Work required: Every entry below should be printed exactly, without its images.

Data shown:
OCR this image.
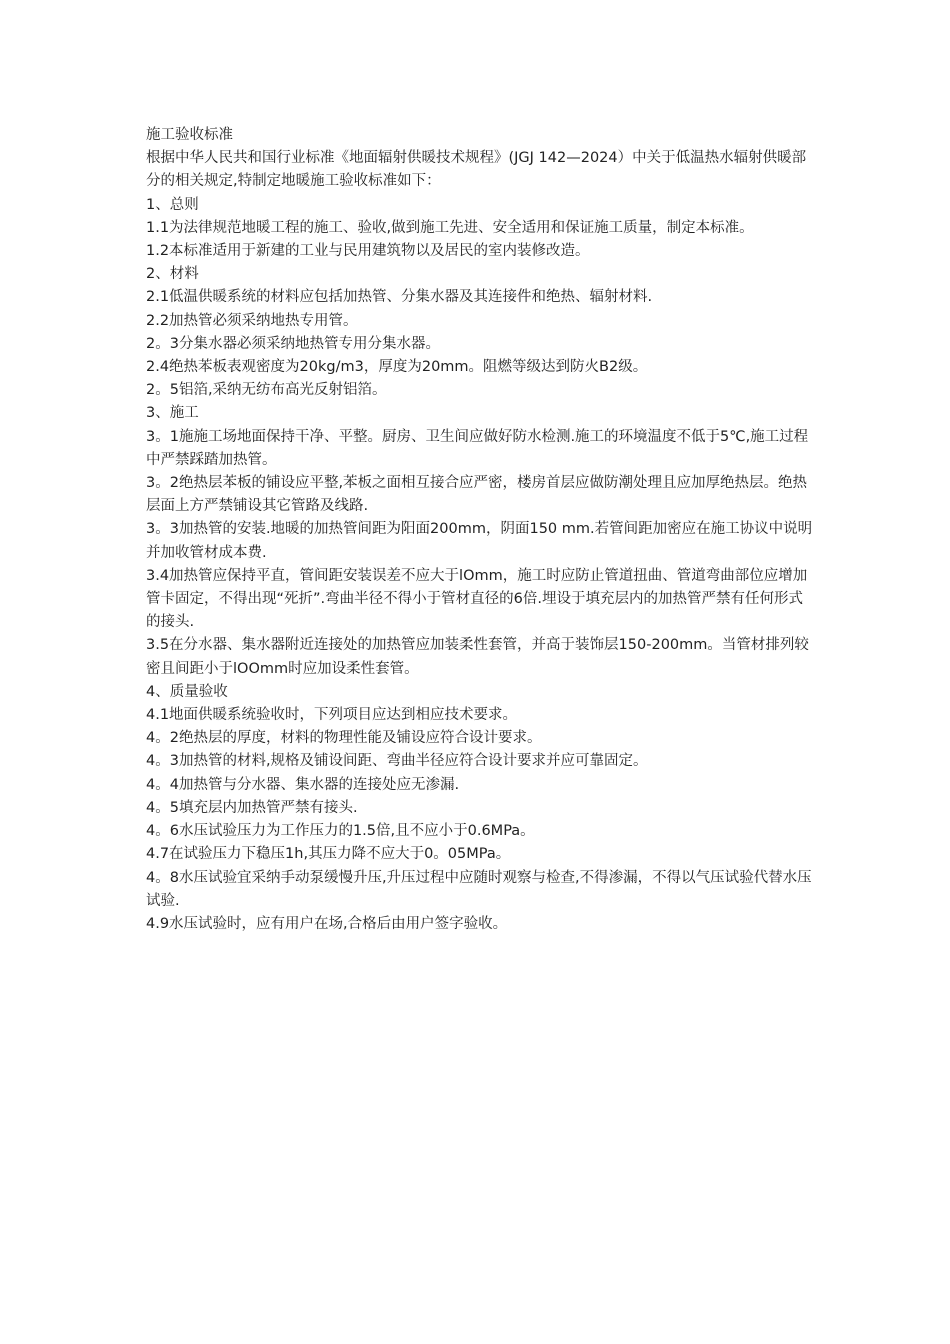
施工验收标准

根据中华人民共和国行业标准《地面辐射供暖技术规程》(JGJ 142—2024）中关于低温热水辐射供暖部分的相关规定,特制定地暖施工验收标准如下：

1、总则

1.1为法律规范地暖工程的施工、验收,做到施工先进、安全适用和保证施工质量，制定本标准。

1.2本标准适用于新建的工业与民用建筑物以及居民的室内装修改造。

2、材料

2.1低温供暖系统的材料应包括加热管、分集水器及其连接件和绝热、辐射材料.

2.2加热管必须采纳地热专用管。

2。3分集水器必须采纳地热管专用分集水器。

2.4绝热苯板表观密度为20kg/m3，厚度为20mm。阻燃等级达到防火B2级。

2。5铝箔,采纳无纺布高光反射铝箔。

3、施工

3。1施施工场地面保持干净、平整。厨房、卫生间应做好防水检测.施工的环境温度不低于5℃,施工过程中严禁踩踏加热管。

3。2绝热层苯板的铺设应平整,苯板之面相互接合应严密，楼房首层应做防潮处理且应加厚绝热层。绝热层面上方严禁铺设其它管路及线路.

3。3加热管的安装.地暖的加热管间距为阳面200mm，阴面150 mm.若管间距加密应在施工协议中说明并加收管材成本费.

3.4加热管应保持平直，管间距安装误差不应大于lOmm，施工时应防止管道扭曲、管道弯曲部位应增加管卡固定，不得出现“死折”.弯曲半径不得小于管材直径的6倍.埋设于填充层内的加热管严禁有任何形式的接头.

3.5在分水器、集水器附近连接处的加热管应加装柔性套管，并高于装饰层150-200mm。当管材排列较密且间距小于lOOmm时应加设柔性套管。

4、质量验收

4.1地面供暖系统验收时，下列项目应达到相应技术要求。

4。2绝热层的厚度，材料的物理性能及铺设应符合设计要求。

4。3加热管的材料,规格及铺设间距、弯曲半径应符合设计要求并应可靠固定。

4。4加热管与分水器、集水器的连接处应无渗漏.

4。5填充层内加热管严禁有接头.

4。6水压试验压力为工作压力的1.5倍,且不应小于0.6MPa。

4.7在试验压力下稳压1h,其压力降不应大于0。05MPa。

4。8水压试验宜采纳手动泵缓慢升压,升压过程中应随时观察与检查,不得渗漏，不得以气压试验代替水压试验.

4.9水压试验时，应有用户在场,合格后由用户签字验收。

Exercise solution:
OCR this image.
施工验收标准

根据中华人民共和国行业标准《地面辐射供暖技术规程》(JGJ 142—2024）中关于低温热水辐射供暖部分的相关规定,特制定地暖施工验收标准如下：

1、总则

1.1为法律规范地暖工程的施工、验收,做到施工先进、安全适用和保证施工质量，制定本标准。

1.2本标准适用于新建的工业与民用建筑物以及居民的室内装修改造。

2、材料

2.1低温供暖系统的材料应包括加热管、分集水器及其连接件和绝热、辐射材料.

2.2加热管必须采纳地热专用管。

2。3分集水器必须采纳地热管专用分集水器。

2.4绝热苯板表观密度为20kg/m3，厚度为20mm。阻燃等级达到防火B2级。

2。5铝箔,采纳无纺布高光反射铝箔。

3、施工

3。1施施工场地面保持干净、平整。厨房、卫生间应做好防水检测.施工的环境温度不低于5℃,施工过程中严禁踩踏加热管。

3。2绝热层苯板的铺设应平整,苯板之面相互接合应严密，楼房首层应做防潮处理且应加厚绝热层。绝热层面上方严禁铺设其它管路及线路.

3。3加热管的安装.地暖的加热管间距为阳面200mm，阴面150 mm.若管间距加密应在施工协议中说明并加收管材成本费.

3.4加热管应保持平直，管间距安装误差不应大于lOmm，施工时应防止管道扭曲、管道弯曲部位应增加管卡固定，不得出现“死折”.弯曲半径不得小于管材直径的6倍.埋设于填充层内的加热管严禁有任何形式的接头.

3.5在分水器、集水器附近连接处的加热管应加装柔性套管，并高于装饰层150-200mm。当管材排列较密且间距小于lOOmm时应加设柔性套管。

4、质量验收

4.1地面供暖系统验收时，下列项目应达到相应技术要求。

4。2绝热层的厚度，材料的物理性能及铺设应符合设计要求。

4。3加热管的材料,规格及铺设间距、弯曲半径应符合设计要求并应可靠固定。

4。4加热管与分水器、集水器的连接处应无渗漏.

4。5填充层内加热管严禁有接头.

4。6水压试验压力为工作压力的1.5倍,且不应小于0.6MPa。

4.7在试验压力下稳压1h,其压力降不应大于0。05MPa。

4。8水压试验宜采纳手动泵缓慢升压,升压过程中应随时观察与检查,不得渗漏，不得以气压试验代替水压试验.

4.9水压试验时，应有用户在场,合格后由用户签字验收。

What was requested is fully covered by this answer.